**Set problem**
Identify each line holding the string "avoir" and copy it.

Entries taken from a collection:

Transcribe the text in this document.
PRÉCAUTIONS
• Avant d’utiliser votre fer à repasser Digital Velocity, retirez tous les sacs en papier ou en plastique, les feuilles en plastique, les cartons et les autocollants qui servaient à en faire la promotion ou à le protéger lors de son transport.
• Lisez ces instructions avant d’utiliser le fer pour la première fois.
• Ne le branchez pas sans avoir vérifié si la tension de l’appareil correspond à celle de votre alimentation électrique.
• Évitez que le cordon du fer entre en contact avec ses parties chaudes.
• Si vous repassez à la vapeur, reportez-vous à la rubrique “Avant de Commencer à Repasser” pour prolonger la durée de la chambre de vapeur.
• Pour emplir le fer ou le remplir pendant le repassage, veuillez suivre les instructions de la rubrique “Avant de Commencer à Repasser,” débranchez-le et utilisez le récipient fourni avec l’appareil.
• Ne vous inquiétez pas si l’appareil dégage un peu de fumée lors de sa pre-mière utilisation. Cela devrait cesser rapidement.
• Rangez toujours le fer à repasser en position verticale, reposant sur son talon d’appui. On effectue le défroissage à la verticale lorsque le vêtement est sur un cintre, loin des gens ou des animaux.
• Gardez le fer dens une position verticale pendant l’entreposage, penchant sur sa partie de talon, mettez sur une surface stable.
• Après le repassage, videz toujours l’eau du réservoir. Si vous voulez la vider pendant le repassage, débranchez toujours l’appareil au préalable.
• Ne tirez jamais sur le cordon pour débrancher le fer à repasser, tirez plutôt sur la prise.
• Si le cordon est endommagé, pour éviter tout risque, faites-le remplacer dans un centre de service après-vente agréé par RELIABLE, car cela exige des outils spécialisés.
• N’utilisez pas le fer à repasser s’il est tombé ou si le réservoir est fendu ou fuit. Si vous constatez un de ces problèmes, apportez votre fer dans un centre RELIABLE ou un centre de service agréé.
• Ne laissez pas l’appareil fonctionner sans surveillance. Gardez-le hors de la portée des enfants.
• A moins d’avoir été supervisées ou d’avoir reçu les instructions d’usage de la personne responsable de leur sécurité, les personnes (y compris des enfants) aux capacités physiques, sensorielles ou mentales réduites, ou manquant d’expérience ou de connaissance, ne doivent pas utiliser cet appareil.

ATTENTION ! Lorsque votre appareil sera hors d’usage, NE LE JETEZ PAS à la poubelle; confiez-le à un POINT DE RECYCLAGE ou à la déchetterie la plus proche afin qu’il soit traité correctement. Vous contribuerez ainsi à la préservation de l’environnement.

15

**Reply**
• Ne le branchez pas sans avoir vérifié si la tension de l’appareil correspond à celle de votre alimentation électrique.
• A moins d’avoir été supervisées ou d’avoir reçu les instructions d’usage de la personne responsable de leur sécurité, les personnes (y compris des enfants) aux capacités physiques, sensorielles ou mentales réduites, ou manquant d’expérience ou de connaissance, ne doivent pas utiliser cet appareil.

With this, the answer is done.